• _WHAT THE TASK REQUIRES_:
Copy each line where the word "guerra" occurs.

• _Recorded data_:

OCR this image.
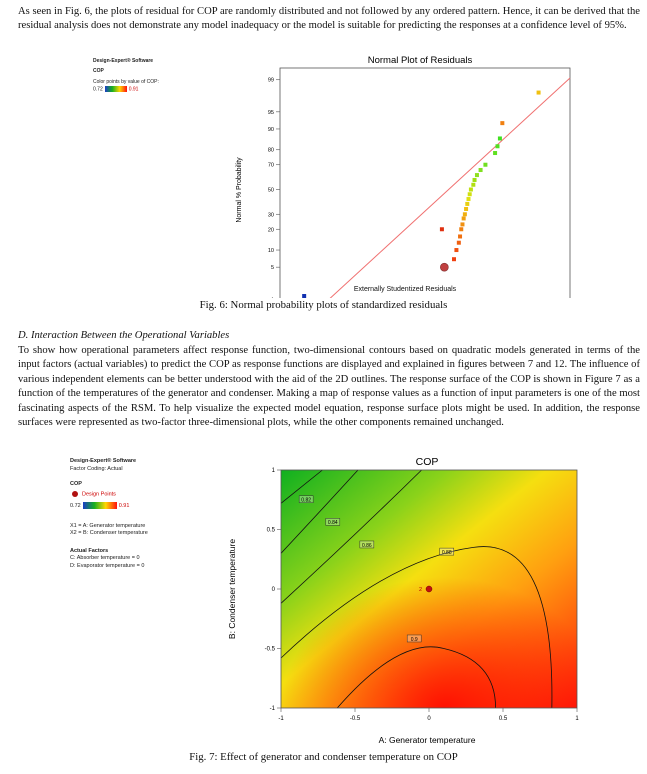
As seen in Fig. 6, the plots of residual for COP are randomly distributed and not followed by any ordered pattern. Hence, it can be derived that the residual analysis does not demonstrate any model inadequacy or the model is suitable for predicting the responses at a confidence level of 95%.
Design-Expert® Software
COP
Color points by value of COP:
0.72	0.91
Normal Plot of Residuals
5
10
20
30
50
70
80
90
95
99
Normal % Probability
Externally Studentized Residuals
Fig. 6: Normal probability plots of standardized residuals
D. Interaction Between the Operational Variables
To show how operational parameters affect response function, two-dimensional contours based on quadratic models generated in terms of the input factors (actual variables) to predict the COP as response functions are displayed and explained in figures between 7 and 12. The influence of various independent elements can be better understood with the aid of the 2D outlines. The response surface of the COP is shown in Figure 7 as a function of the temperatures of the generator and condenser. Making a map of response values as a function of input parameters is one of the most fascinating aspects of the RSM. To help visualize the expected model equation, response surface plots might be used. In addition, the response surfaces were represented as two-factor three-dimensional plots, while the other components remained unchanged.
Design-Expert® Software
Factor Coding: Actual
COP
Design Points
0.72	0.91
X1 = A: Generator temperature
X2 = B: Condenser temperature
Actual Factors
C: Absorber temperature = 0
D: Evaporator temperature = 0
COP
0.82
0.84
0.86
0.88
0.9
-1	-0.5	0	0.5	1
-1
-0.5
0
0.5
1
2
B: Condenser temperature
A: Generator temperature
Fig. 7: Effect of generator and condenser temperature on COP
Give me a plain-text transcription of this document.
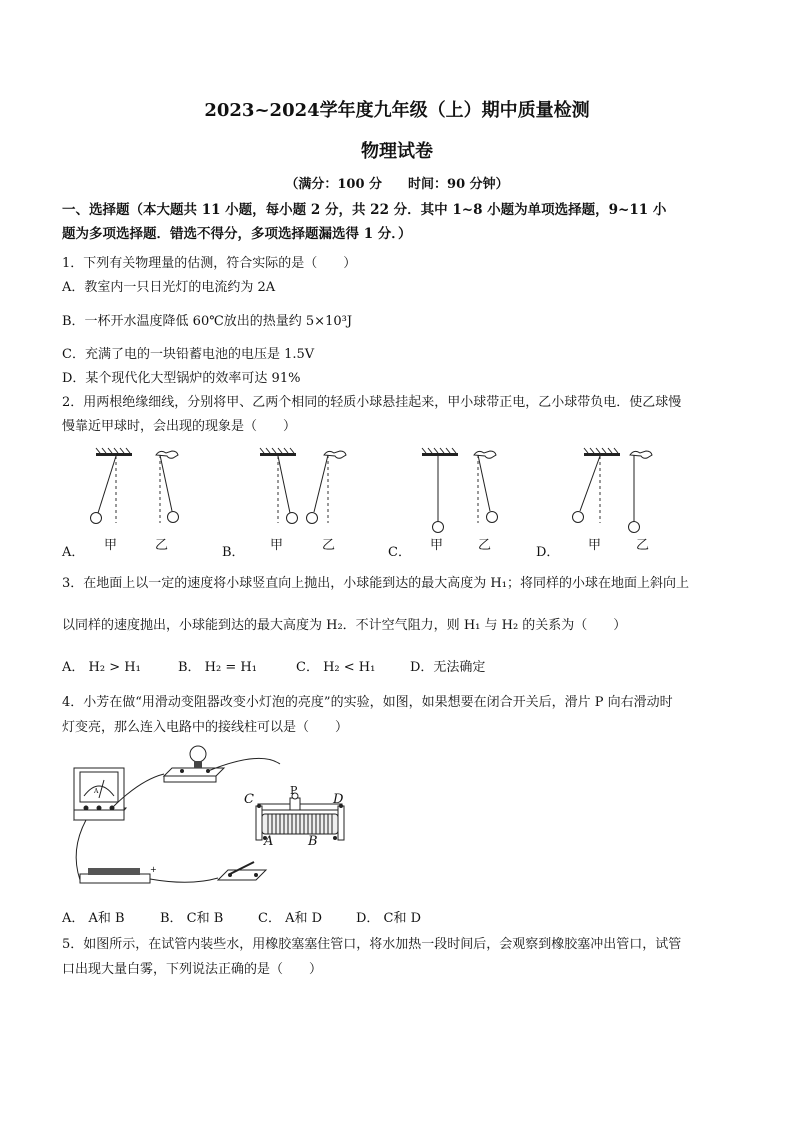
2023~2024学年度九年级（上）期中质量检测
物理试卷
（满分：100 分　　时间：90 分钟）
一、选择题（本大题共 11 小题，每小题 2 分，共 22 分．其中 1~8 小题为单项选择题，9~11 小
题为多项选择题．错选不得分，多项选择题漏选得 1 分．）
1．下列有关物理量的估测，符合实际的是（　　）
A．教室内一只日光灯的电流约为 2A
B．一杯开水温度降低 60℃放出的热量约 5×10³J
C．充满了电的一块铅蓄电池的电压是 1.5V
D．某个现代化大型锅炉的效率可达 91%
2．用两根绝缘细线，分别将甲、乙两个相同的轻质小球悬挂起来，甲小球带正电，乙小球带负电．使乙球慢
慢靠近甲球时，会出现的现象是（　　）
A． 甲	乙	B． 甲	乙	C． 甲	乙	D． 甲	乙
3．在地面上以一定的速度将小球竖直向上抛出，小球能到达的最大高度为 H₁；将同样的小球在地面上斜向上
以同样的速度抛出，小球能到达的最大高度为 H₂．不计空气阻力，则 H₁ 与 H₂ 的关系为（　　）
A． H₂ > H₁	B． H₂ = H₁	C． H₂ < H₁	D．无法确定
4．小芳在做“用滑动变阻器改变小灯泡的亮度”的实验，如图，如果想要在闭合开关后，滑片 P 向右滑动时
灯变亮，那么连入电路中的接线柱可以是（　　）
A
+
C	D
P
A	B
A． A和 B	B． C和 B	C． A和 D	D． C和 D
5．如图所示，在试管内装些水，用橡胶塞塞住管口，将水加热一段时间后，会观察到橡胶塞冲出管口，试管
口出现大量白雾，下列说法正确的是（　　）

--

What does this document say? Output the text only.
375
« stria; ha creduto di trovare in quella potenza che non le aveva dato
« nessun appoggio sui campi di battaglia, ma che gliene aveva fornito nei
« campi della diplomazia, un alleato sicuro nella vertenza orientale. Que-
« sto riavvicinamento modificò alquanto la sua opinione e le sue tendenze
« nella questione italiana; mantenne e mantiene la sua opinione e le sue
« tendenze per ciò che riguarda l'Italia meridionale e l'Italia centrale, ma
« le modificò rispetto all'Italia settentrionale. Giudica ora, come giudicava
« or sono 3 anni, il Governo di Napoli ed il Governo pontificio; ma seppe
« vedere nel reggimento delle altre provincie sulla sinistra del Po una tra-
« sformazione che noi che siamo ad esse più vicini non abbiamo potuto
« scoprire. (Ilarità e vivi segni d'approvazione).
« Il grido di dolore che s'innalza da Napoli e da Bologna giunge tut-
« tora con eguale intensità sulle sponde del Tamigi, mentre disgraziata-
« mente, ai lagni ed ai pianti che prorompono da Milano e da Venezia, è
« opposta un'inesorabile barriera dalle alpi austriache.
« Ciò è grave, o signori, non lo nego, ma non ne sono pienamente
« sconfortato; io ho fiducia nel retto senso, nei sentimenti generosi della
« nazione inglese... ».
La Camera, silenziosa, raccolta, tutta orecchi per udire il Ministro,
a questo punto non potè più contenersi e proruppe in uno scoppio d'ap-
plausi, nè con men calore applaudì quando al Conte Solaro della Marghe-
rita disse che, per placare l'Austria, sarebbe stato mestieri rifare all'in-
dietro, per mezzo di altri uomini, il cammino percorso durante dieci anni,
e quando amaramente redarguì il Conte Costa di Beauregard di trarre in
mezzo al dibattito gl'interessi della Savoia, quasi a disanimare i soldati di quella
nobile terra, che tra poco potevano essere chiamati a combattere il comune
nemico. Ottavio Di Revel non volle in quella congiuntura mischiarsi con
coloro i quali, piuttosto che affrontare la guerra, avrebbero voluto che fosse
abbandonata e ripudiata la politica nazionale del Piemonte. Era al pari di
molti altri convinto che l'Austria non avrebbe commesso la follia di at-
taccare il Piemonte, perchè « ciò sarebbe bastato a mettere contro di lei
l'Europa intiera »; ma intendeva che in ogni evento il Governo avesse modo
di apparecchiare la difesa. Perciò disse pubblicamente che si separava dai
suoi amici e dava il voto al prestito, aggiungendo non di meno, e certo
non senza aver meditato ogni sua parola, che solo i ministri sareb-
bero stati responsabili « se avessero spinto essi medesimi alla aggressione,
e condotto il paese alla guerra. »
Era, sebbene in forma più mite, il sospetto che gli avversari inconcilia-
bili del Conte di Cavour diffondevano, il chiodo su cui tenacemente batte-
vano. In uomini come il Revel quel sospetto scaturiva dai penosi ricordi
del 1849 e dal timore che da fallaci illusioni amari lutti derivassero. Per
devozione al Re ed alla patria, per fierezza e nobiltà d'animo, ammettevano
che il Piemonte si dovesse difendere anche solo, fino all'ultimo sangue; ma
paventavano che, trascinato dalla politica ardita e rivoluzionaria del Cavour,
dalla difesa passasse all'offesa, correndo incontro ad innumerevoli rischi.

• _EXPECTED ANSWER_:
coloro i quali, piuttosto che affrontare la guerra, avrebbero voluto che fosse
e condotto il paese alla guerra. »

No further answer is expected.